## Source extract
[MERGE] Update to bzr.dev.
Andrew Bennetts
andrew at canonical.com
Thu Jun 12 08:22:32 BST 2008
Some more review comments:
Robert Collins wrote:
[...]
> === modified file 'bzrlib/branch.py'
> --- bzrlib/branch.py 2008-06-07 22:15:25 +0000
> +++ bzrlib/branch.py 2008-06-11 07:22:00 +0000
> @@ -1465,6 +1465,9 @@
> """See Branch.set_revision_history."""
> if 'evil' in debug.debug_flags:
> mutter_callsite(3, "set_revision_history scales with history.")
> + check_not_reserved_id = _mod_revision.check_not_reserved_id
> + for rev_id in rev_history:
> + check_not_reserved_id(rev_id)
> self._write_revision_history(rev_history)
> self._clear_cached_state()
> self._cache_revision_history(rev_history)
> @@ -1528,9 +1531,11 @@
> raise errors.NoSuchRevision(self, revision_id)
> current_rev_id = revision_id
> new_history = []
> + check_not_reserved_id = _mod_revision.check_not_reserved_id
> # Do not include ghosts or graph origin in revision_history
> while (current_rev_id in parents_map and
> len(parents_map[current_rev_id]) > 0):
> + check_not_reserved_id(current_rev_id)

## Records
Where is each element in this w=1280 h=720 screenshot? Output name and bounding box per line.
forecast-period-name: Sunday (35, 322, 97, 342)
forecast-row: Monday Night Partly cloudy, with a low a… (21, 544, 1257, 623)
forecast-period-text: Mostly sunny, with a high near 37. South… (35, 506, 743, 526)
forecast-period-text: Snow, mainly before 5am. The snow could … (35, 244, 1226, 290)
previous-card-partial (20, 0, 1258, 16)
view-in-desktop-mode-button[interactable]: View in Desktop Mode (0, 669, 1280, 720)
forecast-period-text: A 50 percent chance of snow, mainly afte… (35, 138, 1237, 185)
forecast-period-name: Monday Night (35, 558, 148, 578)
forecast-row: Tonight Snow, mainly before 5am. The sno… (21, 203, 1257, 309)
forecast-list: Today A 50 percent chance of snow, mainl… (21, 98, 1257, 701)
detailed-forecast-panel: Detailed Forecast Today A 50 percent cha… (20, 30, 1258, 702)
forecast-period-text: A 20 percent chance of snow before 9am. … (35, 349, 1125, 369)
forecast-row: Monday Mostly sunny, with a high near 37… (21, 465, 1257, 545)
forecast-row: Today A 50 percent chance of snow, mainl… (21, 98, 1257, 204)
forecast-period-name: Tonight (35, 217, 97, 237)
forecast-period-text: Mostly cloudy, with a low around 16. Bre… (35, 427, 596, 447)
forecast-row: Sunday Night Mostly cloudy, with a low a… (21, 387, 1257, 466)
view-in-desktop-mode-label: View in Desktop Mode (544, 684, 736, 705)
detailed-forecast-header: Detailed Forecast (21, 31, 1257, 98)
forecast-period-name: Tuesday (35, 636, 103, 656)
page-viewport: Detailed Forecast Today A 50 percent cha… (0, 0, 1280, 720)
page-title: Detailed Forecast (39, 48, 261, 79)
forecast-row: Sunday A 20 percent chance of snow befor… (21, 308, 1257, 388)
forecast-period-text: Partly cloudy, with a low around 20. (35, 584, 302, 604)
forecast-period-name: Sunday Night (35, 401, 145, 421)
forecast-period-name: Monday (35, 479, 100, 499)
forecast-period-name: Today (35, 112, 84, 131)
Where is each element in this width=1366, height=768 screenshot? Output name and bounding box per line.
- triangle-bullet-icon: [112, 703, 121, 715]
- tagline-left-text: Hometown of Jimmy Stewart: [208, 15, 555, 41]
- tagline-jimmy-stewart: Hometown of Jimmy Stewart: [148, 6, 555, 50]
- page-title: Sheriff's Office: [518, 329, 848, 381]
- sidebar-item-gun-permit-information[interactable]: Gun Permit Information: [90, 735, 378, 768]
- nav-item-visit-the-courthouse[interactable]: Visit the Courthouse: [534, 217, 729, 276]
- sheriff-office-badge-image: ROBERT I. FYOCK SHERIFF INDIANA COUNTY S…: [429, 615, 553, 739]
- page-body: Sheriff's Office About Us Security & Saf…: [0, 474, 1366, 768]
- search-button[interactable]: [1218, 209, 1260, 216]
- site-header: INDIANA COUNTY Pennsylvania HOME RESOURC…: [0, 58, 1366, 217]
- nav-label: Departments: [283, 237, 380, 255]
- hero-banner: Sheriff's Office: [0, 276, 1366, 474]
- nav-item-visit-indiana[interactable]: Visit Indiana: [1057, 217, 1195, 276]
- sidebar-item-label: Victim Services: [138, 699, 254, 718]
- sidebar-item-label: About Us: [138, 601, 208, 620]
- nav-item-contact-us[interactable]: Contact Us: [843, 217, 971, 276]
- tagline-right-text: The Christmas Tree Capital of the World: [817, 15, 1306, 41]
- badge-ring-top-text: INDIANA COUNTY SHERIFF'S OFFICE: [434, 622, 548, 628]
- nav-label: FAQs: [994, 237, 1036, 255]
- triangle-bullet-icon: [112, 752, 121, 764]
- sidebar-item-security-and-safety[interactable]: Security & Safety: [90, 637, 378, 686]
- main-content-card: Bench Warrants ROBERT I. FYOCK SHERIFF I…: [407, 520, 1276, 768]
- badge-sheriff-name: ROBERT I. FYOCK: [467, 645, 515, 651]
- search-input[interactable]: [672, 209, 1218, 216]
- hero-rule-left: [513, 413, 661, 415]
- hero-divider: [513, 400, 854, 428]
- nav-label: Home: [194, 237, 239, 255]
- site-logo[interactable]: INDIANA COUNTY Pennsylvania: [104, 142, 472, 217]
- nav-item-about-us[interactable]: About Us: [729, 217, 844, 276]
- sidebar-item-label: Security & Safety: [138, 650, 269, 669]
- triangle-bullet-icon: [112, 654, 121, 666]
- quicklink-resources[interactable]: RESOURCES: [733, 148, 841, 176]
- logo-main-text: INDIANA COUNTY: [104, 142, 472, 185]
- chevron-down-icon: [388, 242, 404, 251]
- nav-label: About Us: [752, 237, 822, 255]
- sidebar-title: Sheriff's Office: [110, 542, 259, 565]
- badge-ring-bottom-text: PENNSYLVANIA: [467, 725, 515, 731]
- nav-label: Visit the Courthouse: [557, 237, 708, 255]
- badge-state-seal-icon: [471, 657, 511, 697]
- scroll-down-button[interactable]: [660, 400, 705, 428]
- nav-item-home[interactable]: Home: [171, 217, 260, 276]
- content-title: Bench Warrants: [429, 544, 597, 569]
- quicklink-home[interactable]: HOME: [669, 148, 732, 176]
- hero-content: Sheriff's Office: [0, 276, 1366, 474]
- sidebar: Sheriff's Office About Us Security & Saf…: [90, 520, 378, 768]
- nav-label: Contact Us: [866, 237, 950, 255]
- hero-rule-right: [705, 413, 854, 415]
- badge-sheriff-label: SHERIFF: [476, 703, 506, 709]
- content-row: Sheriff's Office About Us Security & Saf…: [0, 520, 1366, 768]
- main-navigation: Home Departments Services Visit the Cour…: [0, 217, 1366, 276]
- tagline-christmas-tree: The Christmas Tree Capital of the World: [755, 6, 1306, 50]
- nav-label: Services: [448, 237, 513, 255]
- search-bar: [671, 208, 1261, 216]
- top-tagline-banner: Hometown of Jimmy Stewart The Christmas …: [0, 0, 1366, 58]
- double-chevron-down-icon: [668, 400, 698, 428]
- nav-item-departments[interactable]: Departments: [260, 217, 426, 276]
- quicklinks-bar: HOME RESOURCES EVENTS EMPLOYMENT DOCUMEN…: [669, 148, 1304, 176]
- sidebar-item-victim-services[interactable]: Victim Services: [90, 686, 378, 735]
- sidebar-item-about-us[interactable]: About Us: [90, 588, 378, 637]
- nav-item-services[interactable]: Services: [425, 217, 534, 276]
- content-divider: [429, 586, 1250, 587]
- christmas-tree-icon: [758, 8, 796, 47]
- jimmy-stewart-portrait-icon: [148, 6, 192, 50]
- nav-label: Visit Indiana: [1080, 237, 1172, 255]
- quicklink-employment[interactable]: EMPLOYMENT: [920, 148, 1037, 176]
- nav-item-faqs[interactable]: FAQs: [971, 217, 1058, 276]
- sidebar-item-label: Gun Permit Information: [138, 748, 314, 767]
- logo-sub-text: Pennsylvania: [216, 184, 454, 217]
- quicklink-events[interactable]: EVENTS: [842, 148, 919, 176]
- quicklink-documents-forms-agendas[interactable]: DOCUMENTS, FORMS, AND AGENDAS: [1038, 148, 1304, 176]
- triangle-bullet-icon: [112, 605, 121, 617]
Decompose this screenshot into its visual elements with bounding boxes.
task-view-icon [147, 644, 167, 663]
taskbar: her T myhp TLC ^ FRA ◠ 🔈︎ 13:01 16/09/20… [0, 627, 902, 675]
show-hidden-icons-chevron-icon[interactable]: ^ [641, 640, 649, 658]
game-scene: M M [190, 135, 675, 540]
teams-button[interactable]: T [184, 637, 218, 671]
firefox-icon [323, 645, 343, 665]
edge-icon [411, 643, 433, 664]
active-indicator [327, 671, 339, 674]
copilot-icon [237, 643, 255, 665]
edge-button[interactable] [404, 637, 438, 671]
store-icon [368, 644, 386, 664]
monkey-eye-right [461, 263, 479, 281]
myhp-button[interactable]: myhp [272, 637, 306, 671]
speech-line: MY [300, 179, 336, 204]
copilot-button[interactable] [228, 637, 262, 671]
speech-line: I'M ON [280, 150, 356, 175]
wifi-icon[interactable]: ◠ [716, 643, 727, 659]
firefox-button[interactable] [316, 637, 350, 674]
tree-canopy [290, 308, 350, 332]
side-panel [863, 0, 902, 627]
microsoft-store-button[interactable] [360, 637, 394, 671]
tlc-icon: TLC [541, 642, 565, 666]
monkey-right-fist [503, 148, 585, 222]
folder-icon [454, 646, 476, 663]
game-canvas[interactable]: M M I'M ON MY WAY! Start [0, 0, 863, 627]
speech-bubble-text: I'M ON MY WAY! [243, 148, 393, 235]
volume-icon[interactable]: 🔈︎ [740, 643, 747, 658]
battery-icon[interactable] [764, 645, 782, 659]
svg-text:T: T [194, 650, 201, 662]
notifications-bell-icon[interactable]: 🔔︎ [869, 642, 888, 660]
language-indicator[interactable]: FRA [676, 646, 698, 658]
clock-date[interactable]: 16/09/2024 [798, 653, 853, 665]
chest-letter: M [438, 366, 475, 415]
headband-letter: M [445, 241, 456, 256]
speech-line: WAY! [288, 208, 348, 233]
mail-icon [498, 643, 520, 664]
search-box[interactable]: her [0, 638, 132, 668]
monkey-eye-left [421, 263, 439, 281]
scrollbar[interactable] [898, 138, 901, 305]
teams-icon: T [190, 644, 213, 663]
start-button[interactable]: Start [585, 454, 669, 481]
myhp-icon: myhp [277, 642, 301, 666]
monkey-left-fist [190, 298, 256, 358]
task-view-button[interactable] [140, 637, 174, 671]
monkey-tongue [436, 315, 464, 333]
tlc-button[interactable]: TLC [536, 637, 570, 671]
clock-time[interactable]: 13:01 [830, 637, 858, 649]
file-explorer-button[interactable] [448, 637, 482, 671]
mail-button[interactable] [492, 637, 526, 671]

## Short exercise
Reproduce the entire review message above verbatim, changing nothing.

## Task solution
[MERGE] Update to bzr.dev.
Andrew Bennetts
andrew at canonical.com
Thu Jun 12 08:22:32 BST 2008
Some more review comments:
Robert Collins wrote:
[...]
> === modified file 'bzrlib/branch.py'
> --- bzrlib/branch.py 2008-06-07 22:15:25 +0000
> +++ bzrlib/branch.py 2008-06-11 07:22:00 +0000
> @@ -1465,6 +1465,9 @@
> """See Branch.set_revision_history."""
> if 'evil' in debug.debug_flags:
> mutter_callsite(3, "set_revision_history scales with history.")
> + check_not_reserved_id = _mod_revision.check_not_reserved_id
> + for rev_id in rev_history:
> + check_not_reserved_id(rev_id)
> self._write_revision_history(rev_history)
> self._clear_cached_state()
> self._cache_revision_history(rev_history)
> @@ -1528,9 +1531,11 @@
> raise errors.NoSuchRevision(self, revision_id)
> current_rev_id = revision_id
> new_history = []
> + check_not_reserved_id = _mod_revision.check_not_reserved_id
> # Do not include ghosts or graph origin in revision_history
> while (current_rev_id in parents_map and
> len(parents_map[current_rev_id]) > 0):
> + check_not_reserved_id(current_rev_id)